Dataset items
***
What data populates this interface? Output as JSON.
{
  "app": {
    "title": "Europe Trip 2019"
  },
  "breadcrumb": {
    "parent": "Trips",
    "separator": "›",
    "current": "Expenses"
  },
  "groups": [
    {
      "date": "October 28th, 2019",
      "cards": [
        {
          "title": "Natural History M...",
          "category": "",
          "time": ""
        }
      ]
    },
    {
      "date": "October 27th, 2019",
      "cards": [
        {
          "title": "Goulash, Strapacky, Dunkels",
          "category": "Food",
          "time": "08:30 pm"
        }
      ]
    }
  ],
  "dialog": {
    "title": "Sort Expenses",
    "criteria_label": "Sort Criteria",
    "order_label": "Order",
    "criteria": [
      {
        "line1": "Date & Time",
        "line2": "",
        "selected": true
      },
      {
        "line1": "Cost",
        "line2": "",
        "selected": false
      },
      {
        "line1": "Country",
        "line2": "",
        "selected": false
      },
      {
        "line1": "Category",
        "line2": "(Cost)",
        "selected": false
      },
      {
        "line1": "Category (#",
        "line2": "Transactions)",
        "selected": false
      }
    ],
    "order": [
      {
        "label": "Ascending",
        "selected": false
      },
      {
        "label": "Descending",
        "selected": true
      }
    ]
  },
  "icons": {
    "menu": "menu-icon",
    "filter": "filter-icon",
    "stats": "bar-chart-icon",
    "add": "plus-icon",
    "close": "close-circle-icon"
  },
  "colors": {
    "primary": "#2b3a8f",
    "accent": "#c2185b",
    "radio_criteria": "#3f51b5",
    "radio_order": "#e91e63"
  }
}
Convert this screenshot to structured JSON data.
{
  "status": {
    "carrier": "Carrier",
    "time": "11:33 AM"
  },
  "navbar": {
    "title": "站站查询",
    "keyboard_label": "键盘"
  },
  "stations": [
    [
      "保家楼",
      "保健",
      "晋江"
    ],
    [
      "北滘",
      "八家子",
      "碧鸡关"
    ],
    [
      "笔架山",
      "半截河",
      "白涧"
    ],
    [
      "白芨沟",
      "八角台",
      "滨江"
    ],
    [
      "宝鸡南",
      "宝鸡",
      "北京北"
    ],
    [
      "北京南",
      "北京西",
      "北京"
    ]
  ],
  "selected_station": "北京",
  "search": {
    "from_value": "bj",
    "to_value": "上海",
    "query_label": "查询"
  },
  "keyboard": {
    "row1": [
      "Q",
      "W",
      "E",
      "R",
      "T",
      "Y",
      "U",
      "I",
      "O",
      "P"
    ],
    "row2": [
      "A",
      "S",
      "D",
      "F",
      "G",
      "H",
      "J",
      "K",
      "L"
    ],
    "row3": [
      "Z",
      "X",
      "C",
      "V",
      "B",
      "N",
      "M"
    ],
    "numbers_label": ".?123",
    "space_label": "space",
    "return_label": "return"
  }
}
***
- [AIM]: Count all lines of the data that include "Sort". The answer is the number alone.

- [REPLY]: 2